■ **Task prompt**
Identify the lines holding "name" and copy them.

[Chart and figure data]
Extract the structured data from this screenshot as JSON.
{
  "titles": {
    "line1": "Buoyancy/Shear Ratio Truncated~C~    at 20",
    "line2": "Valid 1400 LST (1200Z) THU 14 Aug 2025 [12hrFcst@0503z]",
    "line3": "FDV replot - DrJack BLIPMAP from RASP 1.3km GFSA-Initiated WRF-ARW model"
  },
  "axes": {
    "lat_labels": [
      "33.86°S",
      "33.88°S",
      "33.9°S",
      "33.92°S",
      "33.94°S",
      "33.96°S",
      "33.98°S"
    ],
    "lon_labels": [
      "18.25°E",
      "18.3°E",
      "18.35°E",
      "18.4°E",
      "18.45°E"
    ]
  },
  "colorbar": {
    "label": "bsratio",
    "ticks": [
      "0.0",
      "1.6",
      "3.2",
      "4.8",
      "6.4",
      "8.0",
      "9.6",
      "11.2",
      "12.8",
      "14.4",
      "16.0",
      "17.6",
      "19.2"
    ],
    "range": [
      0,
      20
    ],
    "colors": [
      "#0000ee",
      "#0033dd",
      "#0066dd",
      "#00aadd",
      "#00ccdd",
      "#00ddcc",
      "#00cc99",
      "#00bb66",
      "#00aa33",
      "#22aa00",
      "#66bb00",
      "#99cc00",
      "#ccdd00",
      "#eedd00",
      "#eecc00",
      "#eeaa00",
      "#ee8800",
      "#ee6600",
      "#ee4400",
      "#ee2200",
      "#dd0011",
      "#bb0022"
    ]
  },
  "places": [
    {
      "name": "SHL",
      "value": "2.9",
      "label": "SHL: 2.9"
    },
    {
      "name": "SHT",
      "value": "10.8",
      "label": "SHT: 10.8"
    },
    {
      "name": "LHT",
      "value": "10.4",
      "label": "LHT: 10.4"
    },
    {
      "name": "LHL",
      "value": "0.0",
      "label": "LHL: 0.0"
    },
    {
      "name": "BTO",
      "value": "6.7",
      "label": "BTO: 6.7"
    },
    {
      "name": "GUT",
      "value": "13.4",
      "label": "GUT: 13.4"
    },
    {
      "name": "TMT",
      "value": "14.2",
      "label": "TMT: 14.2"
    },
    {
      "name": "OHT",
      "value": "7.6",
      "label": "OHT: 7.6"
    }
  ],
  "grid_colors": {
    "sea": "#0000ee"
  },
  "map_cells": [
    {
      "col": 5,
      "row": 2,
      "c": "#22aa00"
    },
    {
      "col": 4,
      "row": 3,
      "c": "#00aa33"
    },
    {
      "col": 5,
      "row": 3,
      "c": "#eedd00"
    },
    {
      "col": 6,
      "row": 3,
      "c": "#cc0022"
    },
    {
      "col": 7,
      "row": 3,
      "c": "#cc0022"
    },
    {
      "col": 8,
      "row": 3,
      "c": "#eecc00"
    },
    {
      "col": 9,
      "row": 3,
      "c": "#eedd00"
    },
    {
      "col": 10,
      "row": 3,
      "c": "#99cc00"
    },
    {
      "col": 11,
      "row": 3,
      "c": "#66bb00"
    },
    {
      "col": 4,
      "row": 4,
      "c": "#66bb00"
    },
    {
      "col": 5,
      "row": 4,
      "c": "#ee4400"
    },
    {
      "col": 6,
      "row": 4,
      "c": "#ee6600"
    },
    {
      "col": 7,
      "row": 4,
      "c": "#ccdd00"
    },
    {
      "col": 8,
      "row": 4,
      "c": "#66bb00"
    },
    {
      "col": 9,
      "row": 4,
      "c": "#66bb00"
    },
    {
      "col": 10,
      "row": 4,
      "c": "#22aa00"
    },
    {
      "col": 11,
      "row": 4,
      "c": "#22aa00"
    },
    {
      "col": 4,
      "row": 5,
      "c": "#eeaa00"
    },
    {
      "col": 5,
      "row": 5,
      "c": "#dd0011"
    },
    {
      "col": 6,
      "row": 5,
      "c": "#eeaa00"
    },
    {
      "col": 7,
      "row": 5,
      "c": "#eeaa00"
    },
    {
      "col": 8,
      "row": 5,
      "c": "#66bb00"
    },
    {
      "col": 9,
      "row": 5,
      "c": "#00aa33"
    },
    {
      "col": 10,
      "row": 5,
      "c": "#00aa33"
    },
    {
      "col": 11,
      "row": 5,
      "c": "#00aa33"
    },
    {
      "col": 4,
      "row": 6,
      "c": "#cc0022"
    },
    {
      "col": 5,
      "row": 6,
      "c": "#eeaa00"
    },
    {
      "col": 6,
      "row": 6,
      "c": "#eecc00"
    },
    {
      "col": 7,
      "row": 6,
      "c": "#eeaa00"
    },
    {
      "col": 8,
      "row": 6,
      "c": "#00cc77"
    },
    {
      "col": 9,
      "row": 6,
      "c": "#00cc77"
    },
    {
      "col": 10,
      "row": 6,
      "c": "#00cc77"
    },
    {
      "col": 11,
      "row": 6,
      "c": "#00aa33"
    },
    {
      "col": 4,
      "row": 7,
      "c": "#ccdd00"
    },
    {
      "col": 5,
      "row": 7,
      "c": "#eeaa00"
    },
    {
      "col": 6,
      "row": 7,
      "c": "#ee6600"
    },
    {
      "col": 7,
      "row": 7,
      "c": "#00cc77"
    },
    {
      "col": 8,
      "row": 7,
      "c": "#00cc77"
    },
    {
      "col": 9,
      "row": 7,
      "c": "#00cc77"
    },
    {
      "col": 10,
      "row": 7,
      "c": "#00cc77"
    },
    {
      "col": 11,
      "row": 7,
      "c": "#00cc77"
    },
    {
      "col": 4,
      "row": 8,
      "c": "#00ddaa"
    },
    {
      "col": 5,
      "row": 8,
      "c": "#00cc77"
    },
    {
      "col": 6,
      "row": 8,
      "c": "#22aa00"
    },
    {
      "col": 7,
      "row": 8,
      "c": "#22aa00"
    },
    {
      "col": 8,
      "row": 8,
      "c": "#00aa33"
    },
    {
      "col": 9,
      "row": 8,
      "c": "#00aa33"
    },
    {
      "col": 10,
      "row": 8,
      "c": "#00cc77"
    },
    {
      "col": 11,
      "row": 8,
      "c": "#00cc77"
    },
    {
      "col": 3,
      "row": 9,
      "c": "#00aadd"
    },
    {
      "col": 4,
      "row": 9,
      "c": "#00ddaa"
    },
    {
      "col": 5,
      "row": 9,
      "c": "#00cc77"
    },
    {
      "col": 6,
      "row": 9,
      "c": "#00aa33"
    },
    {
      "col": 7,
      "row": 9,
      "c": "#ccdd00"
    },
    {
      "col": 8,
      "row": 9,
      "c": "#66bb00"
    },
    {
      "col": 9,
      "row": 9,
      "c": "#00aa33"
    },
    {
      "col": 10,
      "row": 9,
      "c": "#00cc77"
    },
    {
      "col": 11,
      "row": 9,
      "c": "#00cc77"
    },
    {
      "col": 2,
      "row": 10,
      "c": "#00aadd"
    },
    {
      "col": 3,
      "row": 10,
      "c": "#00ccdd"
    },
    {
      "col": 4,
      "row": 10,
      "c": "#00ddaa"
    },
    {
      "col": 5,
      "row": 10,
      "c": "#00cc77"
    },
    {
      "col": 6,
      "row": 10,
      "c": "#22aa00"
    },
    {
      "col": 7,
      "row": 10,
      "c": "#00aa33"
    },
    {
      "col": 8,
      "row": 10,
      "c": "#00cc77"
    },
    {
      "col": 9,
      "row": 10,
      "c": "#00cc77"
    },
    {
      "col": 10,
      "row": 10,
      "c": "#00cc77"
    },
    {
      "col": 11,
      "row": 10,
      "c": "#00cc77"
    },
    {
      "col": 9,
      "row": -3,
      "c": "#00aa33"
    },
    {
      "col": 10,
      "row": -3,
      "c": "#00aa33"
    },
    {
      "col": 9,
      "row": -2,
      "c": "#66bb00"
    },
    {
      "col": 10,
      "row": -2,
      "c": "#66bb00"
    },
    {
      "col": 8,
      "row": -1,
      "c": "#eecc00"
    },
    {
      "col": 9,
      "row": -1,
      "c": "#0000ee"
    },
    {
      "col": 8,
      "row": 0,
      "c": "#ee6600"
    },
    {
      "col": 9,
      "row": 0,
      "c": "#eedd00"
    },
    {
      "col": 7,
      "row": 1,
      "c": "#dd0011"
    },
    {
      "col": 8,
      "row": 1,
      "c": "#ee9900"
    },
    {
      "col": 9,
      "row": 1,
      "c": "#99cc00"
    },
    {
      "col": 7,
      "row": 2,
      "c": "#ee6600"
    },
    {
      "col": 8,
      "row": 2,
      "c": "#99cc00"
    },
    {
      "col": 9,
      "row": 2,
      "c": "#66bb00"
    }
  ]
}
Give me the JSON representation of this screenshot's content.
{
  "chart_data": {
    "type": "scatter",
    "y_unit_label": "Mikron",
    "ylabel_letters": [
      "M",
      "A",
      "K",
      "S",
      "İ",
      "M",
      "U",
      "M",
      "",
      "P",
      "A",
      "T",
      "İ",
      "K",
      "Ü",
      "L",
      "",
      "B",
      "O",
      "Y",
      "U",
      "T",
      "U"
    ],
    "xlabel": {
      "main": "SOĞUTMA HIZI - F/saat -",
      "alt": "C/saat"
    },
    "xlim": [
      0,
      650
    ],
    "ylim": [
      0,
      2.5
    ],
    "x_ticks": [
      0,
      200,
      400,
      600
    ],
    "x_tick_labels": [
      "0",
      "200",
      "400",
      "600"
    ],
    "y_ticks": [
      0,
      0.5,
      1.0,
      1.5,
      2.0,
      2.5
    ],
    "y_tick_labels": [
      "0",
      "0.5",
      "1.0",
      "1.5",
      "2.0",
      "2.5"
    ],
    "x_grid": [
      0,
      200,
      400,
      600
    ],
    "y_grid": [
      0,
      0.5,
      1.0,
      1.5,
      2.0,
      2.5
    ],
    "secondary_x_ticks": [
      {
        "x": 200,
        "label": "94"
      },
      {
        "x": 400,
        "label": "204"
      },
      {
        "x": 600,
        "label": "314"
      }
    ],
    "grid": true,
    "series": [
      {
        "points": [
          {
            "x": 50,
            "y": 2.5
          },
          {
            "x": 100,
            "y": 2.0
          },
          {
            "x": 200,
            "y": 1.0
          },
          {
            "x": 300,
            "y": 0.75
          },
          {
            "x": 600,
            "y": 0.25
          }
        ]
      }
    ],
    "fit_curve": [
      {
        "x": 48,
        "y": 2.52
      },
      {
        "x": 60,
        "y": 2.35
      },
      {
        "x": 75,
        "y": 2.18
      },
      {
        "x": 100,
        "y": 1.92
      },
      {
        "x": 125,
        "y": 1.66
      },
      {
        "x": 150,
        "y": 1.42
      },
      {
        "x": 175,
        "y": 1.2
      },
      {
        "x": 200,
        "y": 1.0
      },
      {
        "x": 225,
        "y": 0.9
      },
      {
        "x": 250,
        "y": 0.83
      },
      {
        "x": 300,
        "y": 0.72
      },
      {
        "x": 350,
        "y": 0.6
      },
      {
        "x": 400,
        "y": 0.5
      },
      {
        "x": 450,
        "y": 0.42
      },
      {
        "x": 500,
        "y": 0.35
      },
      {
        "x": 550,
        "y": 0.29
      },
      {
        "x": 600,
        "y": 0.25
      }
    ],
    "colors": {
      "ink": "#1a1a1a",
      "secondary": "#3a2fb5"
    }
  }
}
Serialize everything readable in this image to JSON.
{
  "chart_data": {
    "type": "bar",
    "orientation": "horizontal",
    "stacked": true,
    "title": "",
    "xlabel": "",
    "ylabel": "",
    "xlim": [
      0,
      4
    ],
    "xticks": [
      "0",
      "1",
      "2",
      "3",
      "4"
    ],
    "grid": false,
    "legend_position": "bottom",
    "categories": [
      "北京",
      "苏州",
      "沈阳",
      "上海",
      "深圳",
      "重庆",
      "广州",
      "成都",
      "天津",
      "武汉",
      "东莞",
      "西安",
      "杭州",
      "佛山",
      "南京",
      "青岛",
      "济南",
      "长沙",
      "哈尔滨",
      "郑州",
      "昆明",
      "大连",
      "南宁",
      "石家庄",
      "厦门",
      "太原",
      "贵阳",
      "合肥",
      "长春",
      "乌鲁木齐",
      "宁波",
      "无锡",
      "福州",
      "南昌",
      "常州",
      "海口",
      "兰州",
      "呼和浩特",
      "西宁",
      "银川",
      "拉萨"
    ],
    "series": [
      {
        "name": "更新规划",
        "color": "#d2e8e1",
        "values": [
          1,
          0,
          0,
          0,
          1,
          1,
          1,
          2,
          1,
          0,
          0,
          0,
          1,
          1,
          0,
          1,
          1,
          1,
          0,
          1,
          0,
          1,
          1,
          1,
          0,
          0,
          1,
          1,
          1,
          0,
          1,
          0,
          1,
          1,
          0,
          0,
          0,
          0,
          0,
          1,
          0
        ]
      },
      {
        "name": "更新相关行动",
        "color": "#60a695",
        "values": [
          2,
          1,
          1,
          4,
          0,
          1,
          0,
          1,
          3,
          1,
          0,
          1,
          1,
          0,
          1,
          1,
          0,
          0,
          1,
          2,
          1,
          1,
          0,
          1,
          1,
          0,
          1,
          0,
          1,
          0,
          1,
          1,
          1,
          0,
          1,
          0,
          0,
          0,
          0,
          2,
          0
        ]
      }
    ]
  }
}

■ **Solved problem**
      "name": "SHL",
      "name": "SHT",
      "name": "LHT",
      "name": "LHL",
      "name": "BTO",
      "name": "GUT",
      "name": "TMT",
      "name": "OHT",
        "name": "更新规划",
        "name": "更新相关行动",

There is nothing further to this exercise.